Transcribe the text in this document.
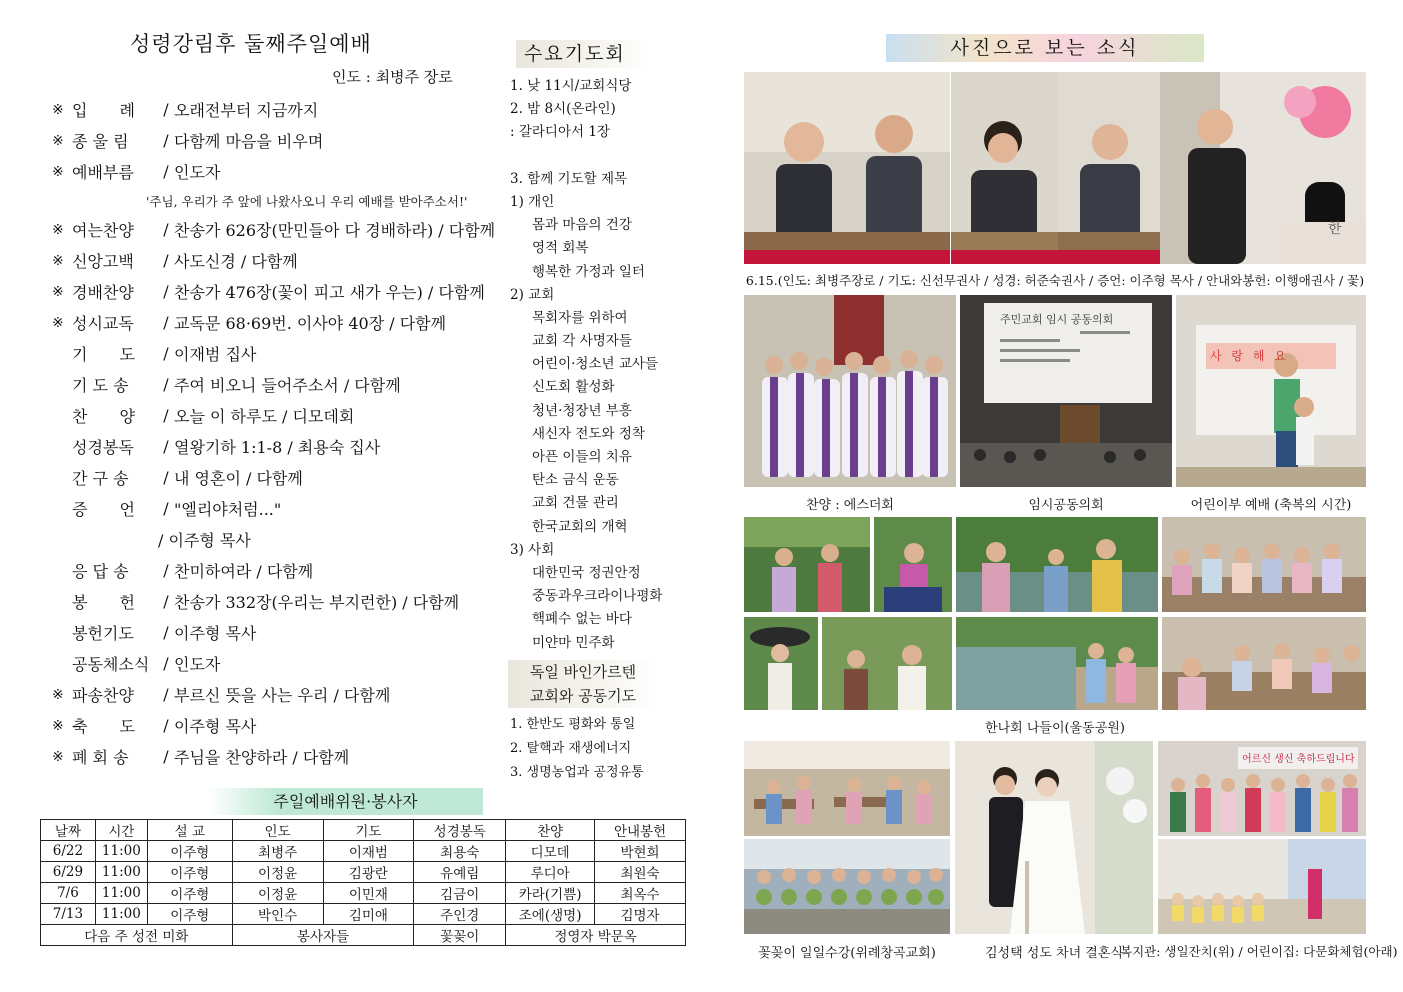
성령강림후 둘째주일예배
인도 : 최병주 장로
※ 입　　례	/ 오래전부터 지금까지
※ 종 울 림	/ 다함께 마음을 비우며
※ 예배부름	/ 인도자
'주님, 우리가 주 앞에 나왔사오니 우리 예배를 받아주소서!'
※ 여는찬양	/ 찬송가 626장(만민들아 다 경배하라) / 다함께
※ 신앙고백	/ 사도신경 / 다함께
※ 경배찬양	/ 찬송가 476장(꽃이 피고 새가 우는) / 다함께
※ 성시교독	/ 교독문 68·69번. 이사야 40장 / 다함께
기　　도	/ 이재범 집사
기 도 송	/ 주여 비오니 들어주소서 / 다함께
찬　　양	/ 오늘 이 하루도 / 디모데회
성경봉독	/ 열왕기하 1:1-8 / 최용숙 집사
간 구 송	/ 내 영혼이 / 다함께
증　　언	/ "엘리야처럼..."
/ 이주형 목사
응 답 송	/ 찬미하여라 / 다함께
봉　　헌	/ 찬송가 332장(우리는 부지런한) / 다함께
봉헌기도	/ 이주형 목사
공동체소식 / 인도자
※ 파송찬양	/ 부르신 뜻을 사는 우리 / 다함께
※ 축　　도	/ 이주형 목사
※ 폐 회 송	/ 주님을 찬양하라 / 다함께
주일예배위원·봉사자
날짜	시간	설 교	인도	기도	성경봉독	찬양	안내봉헌
6/22	11:00	이주형	최병주	이재범	최용숙	디모데	박현희
6/29	11:00	이주형	이정윤	김광란	유예림	루디아	최원숙
7/6	11:00	이주형	이정윤	이민재	김금이	카라(기쁨)	최옥수
7/13	11:00	이주형	박인수	김미애	주인경	조에(생명)	김명자
다음 주 성전 미화			봉사자들		꽃꽂이	정영자 박문옥	
수요기도회
1. 낮 11시/교회식당
2. 밤 8시(온라인)
: 갈라디아서 1장
3. 함께 기도할 제목
1) 개인
몸과 마음의 건강
영적 회복
행복한 가정과 일터
2) 교회
목회자를 위하여
교회 각 사명자들
어린이·청소년 교사들
신도회 활성화
청년·청장년 부흥
새신자 전도와 정착
아픈 이들의 치유
탄소 금식 운동
교회 건물 관리
한국교회의 개혁
3) 사회
대한민국 정권안정
중동과우크라이나평화
핵폐수 없는 바다
미얀마 민주화
독일 바인가르텐
교회와 공동기도
1. 한반도 평화와 통일
2. 탈핵과 재생에너지
3. 생명농업과 공정유통
사진으로 보는 소식
한
6.15.(인도: 최병주장로 / 기도: 신선무권사 / 성경: 허준숙권사 / 증언: 이주형 목사 / 안내와봉헌: 이행애권사 / 꽃)
찬양 : 에스더회
주민교회 임시 공동의회
임시공동의회
사 랑 해 요
어린이부 예배 (축복의 시간)
한나회 나들이(울동공원)
꽃꽂이 일일수강(위례창곡교회)	김성택 성도 차녀 결혼식
어르신 생신 축하드립니다
복지관: 생일잔치(위) / 어린이집: 다문화체험(아래)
--------------------------------------------------
> [EXERCISE BRIEF]:
Pick out the lines containing the word "성경봉독" and show them.

> [WRITTEN RESPONSE]:
성경봉독	/ 열왕기하 1:1-8 / 최용숙 집사
날짜	시간	설 교	인도	기도	성경봉독	찬양	안내봉헌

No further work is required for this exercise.